▸ Extracted information:
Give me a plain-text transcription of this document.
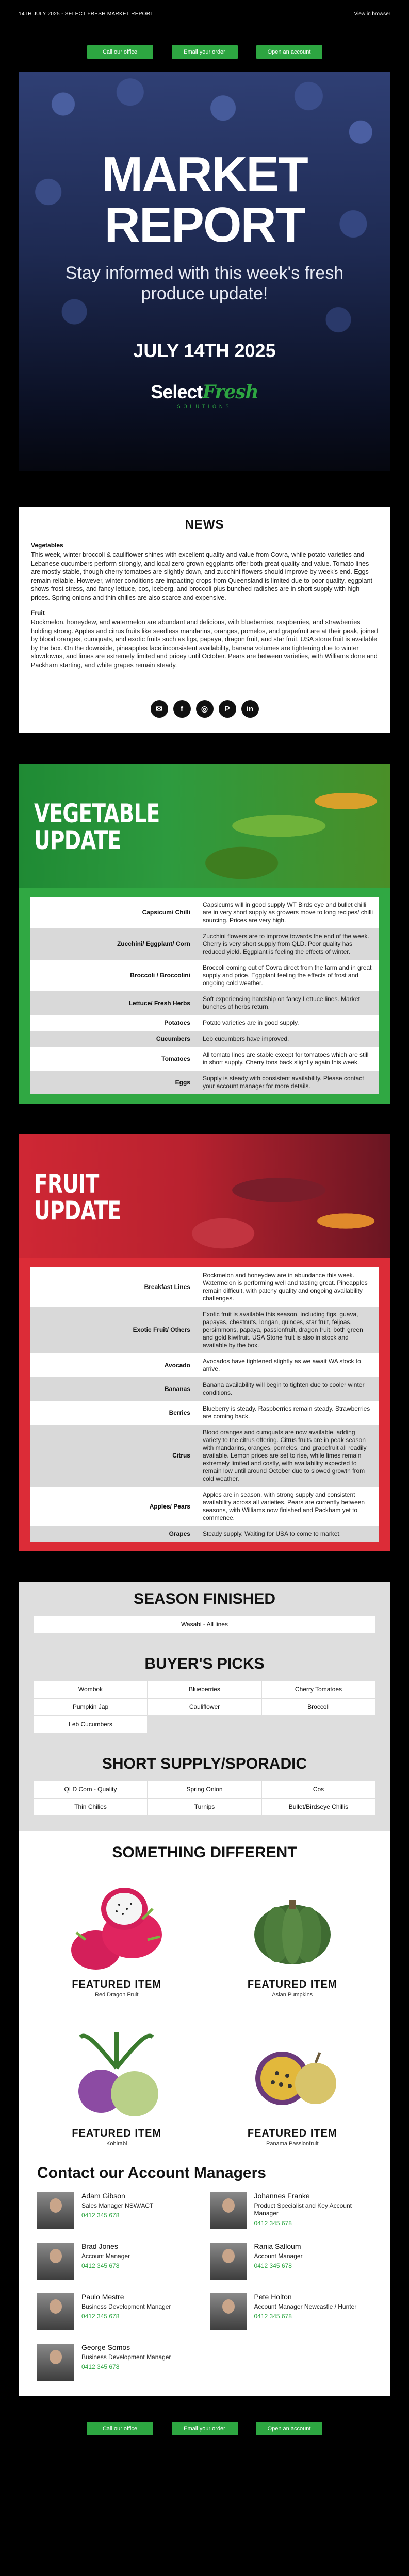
14TH JULY 2025 - SELECT FRESH MARKET REPORT	View in browser
Call our office	Email your order	Open an account
MARKET REPORT
Stay informed with this week's fresh produce update!
JULY 14TH 2025
SelectFresh
SOLUTIONS
NEWS
Vegetables

This week, winter broccoli & cauliflower shines with excellent quality and value from Covra, while potato varieties and Lebanese cucumbers perform strongly, and local zero-grown eggplants offer both great quality and value. Tomato lines are mostly stable, though cherry tomatoes are slightly down, and zucchini flowers should improve by week's end. Eggs remain reliable. However, winter conditions are impacting crops from Queensland is limited due to poor quality, eggplant shows frost stress, and fancy lettuce, cos, iceberg, and broccoli plus bunched radishes are in short supply with high prices. Spring onions and thin chilies are also scarce and expensive.

Fruit

Rockmelon, honeydew, and watermelon are abundant and delicious, with blueberries, raspberries, and strawberries holding strong. Apples and citrus fruits like seedless mandarins, oranges, pomelos, and grapefruit are at their peak, joined by blood oranges, cumquats, and exotic fruits such as figs, papaya, dragon fruit, and star fruit. USA stone fruit is available by the box. On the downside, pineapples face inconsistent availability, banana volumes are tightening due to winter slowdowns, and limes are extremely limited and pricey until October. Pears are between varieties, with Williams done and Packham starting, and white grapes remain steady.

✉	f	◎	P	in
VEGETABLE
UPDATE
Capsicum/ Chilli	Capsicums will in good supply WT Birds eye and bullet chilli are in very short supply as growers move to long recipes/ chilli sourcing. Prices are very high.
Zucchini/ Eggplant/ Corn	Zucchini flowers are to improve towards the end of the week. Cherry is very short supply from QLD. Poor quality has reduced yield. Eggplant is feeling the effects of winter.
Broccoli / Broccolini	Broccoli coming out of Covra direct from the farm and in great supply and price. Eggplant feeling the effects of frost and ongoing cold weather.
Lettuce/ Fresh Herbs	Soft experiencing hardship on fancy Lettuce lines. Market bunches of herbs return.
Potatoes	Potato varieties are in good supply.
Cucumbers	Leb cucumbers have improved.
Tomatoes	All tomato lines are stable except for tomatoes which are still in short supply. Cherry tons back slightly again this week.
Eggs	Supply is steady with consistent availability. Please contact your account manager for more details.
FRUIT
UPDATE
Breakfast Lines	Rockmelon and honeydew are in abundance this week. Watermelon is performing well and tasting great. Pineapples remain difficult, with patchy quality and ongoing availability challenges.
Exotic Fruit/ Others	Exotic fruit is available this season, including figs, guava, papayas, chestnuts, longan, quinces, star fruit, feijoas, persimmons, papaya, passionfruit, dragon fruit, both green and gold kiwifruit. USA Stone fruit is also in stock and available by the box.
Avocado	Avocados have tightened slightly as we await WA stock to arrive.
Bananas	Banana availability will begin to tighten due to cooler winter conditions.
Berries	Blueberry is steady. Raspberries remain steady. Strawberries are coming back.
Citrus	Blood oranges and cumquats are now available, adding variety to the citrus offering. Citrus fruits are in peak season with mandarins, oranges, pomelos, and grapefruit all readily available. Lemon prices are set to rise, while limes remain extremely limited and costly, with availability expected to remain low until around October due to slowed growth from cold weather.
Apples/ Pears	Apples are in season, with strong supply and consistent availability across all varieties. Pears are currently between seasons, with Williams now finished and Packham yet to commence.
Grapes	Steady supply. Waiting for USA to come to market.
SEASON FINISHED
Wasabi - All lines
BUYER'S PICKS
Wombok	Blueberries	Cherry Tomatoes
Pumpkin Jap	Cauliflower	Broccoli
Leb Cucumbers		
SHORT SUPPLY/SPORADIC
QLD Corn - Quality	Spring Onion	Cos
Thin Chilies	Turnips	Bullet/Birdseye Chillis
SOMETHING DIFFERENT
FEATURED ITEM
Red Dragon Fruit
FEATURED ITEM
Asian Pumpkins
FEATURED ITEM
Kohlrabi
FEATURED ITEM
Panama Passionfruit
Contact our Account Managers
Adam Gibson
Sales Manager NSW/ACT
0412 345 678
Johannes Franke
Product Specialist and Key Account Manager
0412 345 678
Brad Jones
Account Manager
0412 345 678
Rania Salloum
Account Manager
0412 345 678
Paulo Mestre
Business Development Manager
0412 345 678
Pete Holton
Account Manager Newcastle / Hunter
0412 345 678
George Somos
Business Development Manager
0412 345 678
Call our office	Email your order	Open an account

▸ Job:
How many lines of the listing above include the word "great"? State the number and nothing else.

▸ Complete response:
3